I’ll Show You Mine, You Show Me Yours

Mary, Mary, quite contrary, how does your garden grow?

Okay, that introductory quote may be a tiny bit misleading.  This is not a gardening post.  Just this morning I found a wilted leaf on the silk plant in my kitchen.  Seriously.  Okay, it turns out I got a bit enthusiastic tossing last night’s salad.  But given the forlorn, memorial jumble of soil-encrusted clay pots in my garage, you’ll forgive me if I thought, even for a moment, I had managed to kill man-made ivy.

I don’t do plants.  Period.

Garden, in this case, is a metaphor for writing.  Not that I can speak to how all writing “grows,” but I thought I might share a few tricks and tips—or nuts and bolts … or flotsam and jetsam—about how it grows for me.

(I have imagined responses as varied as, “I knew that,” or, “Say what?” or, “Get real, Crackpot,” or even—in my delusional moments—”Golly gosh, that woman’s a genius!”  Might be fun to keep score.)

Anyway, for what they’re worth, here are my favorites.

–♦–

Research

I read a lot of books in the pursuit of my art, but I’m also a news site junkie.  We’re talking human vacuum cleaner, baby.  Let’s face it:  Now that the news has gone 24/7, they’ll report any- and everything, just to fill the bandwidth.  This past week alone I read about the crook who stripped down to his skivvies and greased himself but still got stuck in the chimney; Burger King’s new menu, which apparently happens to bear a strong resemblance to the one at McDonald’s; and Mattel’s latest “socially-conscious” marketing coup, Commander-in-Chief Barbie.

Of course those stories aren’t actual news, they’re filler.  Sure, you curl your lip now, but consider this:  Filler is where real life happens.  Ergo, filler can a veritable gold mine.  Especially if you’re looking for ….

  • the occasional story idea
  • interesting secondary characters
  • a nifty turn of phrase
  • articles (with photos!) on interior design, fashion, cars, and architecture (Subjects as dear to me as gardening, so I need all the help I can get.  You’ve got to put your characters somewhere and dress them up in something, right?  Why reinvent the wheel?)

**WHAT TO DO**
a) Retype the stretch of the blog post from "I’ll Show You" through "do plants.  Period.".
b) Check each statement against the blog post and mark it yes or no, quoting the words that decide it: (i) The blog post is about gardening. (ii) The writer reads news sites heavily. (iii) The writer keeps live plants.

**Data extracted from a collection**
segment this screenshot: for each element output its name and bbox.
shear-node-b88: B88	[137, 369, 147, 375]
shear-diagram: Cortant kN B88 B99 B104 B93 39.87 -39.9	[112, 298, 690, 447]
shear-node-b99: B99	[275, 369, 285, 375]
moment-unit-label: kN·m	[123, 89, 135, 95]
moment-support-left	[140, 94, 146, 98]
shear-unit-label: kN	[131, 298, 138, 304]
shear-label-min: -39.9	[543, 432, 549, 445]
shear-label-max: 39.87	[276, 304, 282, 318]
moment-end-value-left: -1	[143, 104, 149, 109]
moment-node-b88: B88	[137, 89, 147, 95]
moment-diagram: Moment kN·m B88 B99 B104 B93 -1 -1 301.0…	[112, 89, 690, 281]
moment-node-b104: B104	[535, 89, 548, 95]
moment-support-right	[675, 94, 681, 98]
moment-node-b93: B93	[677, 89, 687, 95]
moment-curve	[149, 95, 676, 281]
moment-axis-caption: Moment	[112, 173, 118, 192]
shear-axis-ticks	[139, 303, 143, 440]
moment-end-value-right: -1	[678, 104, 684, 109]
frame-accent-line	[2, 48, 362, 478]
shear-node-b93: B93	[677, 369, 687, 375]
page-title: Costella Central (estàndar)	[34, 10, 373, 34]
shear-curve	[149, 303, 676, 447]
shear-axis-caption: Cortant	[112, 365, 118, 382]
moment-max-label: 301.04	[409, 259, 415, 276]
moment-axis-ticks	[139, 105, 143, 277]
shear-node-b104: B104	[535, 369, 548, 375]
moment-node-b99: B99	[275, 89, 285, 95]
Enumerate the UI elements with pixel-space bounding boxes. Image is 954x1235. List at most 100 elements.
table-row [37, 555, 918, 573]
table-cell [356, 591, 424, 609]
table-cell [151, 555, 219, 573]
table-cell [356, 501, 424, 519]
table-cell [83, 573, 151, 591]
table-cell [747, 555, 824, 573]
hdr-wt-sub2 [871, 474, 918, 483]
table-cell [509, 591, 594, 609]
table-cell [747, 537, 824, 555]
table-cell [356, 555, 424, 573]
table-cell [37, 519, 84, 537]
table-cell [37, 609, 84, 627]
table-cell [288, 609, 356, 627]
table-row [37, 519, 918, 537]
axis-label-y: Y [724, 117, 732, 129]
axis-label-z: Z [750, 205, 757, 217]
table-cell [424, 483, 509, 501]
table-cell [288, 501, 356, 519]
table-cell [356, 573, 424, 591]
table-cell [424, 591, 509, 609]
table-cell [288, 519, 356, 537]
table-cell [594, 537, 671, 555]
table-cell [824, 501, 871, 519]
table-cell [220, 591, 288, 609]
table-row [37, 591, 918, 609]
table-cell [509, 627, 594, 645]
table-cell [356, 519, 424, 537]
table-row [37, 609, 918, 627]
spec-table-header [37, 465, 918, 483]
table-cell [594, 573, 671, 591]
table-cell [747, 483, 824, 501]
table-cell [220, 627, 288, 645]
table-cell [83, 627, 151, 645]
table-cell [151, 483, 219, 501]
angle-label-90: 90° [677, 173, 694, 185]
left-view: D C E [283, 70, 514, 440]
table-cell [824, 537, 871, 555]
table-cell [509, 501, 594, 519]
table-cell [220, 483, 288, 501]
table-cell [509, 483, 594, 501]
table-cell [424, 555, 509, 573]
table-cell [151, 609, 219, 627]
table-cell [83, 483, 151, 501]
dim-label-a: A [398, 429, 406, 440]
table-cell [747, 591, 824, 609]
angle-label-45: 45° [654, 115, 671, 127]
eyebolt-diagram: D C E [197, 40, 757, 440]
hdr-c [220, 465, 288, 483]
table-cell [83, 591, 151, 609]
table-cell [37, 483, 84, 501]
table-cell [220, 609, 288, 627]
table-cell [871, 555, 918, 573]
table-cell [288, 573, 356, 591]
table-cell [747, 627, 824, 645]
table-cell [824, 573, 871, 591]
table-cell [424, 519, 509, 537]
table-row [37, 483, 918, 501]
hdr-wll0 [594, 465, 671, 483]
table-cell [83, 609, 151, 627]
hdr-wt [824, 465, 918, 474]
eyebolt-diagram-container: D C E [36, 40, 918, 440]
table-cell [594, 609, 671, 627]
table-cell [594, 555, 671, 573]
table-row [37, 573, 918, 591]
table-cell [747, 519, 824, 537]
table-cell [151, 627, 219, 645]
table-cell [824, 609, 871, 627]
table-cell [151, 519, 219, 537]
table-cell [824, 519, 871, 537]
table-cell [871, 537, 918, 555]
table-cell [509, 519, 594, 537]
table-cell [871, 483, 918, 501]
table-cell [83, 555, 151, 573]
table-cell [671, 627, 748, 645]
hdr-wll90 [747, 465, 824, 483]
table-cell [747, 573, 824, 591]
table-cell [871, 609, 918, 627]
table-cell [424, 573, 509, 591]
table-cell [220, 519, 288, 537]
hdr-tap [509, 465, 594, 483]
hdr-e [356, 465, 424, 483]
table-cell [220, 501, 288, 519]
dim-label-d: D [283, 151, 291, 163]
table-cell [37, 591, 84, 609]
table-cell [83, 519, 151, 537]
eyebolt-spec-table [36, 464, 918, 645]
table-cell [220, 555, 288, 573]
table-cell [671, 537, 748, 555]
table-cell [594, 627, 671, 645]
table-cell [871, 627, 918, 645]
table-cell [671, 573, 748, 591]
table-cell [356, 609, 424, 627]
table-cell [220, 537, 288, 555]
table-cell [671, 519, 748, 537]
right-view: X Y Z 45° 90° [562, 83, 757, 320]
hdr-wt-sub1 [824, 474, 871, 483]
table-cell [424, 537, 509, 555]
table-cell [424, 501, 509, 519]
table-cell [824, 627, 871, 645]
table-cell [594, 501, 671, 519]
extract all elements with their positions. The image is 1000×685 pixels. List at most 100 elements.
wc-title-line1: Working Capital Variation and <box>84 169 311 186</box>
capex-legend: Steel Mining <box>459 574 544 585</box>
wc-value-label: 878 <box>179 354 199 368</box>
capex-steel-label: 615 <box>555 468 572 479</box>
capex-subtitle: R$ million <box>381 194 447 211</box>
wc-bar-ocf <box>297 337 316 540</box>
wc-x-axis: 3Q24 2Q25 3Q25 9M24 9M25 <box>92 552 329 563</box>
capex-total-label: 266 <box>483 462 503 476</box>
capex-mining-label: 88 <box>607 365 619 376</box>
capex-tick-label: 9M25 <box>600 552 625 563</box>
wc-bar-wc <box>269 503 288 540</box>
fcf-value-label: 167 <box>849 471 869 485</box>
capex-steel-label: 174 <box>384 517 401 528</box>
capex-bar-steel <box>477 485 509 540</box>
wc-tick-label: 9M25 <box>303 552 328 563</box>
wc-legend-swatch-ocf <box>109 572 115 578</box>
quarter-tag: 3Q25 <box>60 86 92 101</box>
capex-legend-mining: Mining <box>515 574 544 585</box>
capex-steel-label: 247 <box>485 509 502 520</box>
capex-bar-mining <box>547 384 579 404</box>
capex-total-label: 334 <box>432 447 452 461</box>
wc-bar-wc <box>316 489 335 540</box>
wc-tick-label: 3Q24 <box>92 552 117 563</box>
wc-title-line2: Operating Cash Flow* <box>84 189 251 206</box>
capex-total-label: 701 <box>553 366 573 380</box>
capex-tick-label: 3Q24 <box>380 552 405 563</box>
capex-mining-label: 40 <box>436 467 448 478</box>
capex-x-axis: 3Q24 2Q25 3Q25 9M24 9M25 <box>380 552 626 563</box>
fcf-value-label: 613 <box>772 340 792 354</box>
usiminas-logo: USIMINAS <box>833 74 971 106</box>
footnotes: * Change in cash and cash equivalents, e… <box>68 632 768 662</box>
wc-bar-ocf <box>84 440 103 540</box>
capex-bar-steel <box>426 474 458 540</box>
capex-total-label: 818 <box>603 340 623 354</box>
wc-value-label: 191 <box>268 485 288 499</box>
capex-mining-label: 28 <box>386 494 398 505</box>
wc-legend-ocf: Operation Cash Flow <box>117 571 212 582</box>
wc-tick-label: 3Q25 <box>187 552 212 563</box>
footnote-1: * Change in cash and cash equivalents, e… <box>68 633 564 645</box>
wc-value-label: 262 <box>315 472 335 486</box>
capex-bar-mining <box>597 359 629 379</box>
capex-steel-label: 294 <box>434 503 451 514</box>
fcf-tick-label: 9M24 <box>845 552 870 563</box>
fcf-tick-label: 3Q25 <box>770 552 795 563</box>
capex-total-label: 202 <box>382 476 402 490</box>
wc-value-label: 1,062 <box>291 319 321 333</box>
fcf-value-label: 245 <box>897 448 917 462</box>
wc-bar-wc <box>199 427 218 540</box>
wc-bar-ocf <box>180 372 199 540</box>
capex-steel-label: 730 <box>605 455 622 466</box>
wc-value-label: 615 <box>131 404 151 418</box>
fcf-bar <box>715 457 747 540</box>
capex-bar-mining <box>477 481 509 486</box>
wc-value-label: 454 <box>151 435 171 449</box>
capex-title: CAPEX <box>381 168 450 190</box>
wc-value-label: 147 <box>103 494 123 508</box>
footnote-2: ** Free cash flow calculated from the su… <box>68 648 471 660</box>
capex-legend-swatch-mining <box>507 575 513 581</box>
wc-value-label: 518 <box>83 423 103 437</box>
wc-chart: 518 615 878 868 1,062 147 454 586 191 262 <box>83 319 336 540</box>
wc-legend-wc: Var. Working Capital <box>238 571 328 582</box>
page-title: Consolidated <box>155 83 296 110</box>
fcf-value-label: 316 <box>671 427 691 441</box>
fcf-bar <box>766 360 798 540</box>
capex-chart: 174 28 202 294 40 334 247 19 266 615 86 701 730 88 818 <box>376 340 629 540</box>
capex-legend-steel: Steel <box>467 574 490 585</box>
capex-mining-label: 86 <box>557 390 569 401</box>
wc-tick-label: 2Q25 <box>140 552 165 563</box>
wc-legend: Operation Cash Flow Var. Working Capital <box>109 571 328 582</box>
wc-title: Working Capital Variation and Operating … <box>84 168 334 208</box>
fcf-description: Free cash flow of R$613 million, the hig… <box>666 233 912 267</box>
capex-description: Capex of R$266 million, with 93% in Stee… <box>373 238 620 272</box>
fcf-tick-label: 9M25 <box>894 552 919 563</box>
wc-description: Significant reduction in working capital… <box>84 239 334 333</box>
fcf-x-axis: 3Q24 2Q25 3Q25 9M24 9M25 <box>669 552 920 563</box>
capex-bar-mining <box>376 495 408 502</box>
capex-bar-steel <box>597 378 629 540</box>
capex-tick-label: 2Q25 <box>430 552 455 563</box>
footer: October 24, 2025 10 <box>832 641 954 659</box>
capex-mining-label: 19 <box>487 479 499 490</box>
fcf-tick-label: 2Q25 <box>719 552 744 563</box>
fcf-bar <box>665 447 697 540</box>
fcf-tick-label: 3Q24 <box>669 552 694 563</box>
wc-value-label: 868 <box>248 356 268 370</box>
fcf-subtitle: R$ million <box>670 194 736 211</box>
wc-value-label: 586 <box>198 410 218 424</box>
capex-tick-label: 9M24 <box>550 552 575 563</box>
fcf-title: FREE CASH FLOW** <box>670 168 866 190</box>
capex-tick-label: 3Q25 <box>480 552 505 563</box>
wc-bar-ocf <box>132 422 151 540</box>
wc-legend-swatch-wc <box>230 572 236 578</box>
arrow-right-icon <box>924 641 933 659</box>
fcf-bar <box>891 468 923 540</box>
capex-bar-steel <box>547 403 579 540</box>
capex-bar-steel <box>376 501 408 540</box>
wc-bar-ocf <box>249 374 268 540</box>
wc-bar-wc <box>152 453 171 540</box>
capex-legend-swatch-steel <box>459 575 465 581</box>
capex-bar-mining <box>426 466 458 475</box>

**EXPECTED RESPONSES**
a)
I’ll Show You Mine, You Show Me Yours

Mary, Mary, quite contrary, how does your garden grow?

Okay, that introductory quote may be a tiny bit misleading.  This is not a gardening post.  Just this morning I found a wilted leaf on the silk plant in my kitchen.  Seriously.  Okay, it turns out I got a bit enthusiastic tossing last night’s salad.  But given the forlorn, memorial jumble of soil-encrusted clay pots in my garage, you’ll forgive me if I thought, even for a moment, I had managed to kill man-made ivy.

I don’t do plants.  Period.

b)
(i) No. "This is not a gardening post."
(ii) Yes. "I’m also a news site junkie."
(iii) No. "I don’t do plants."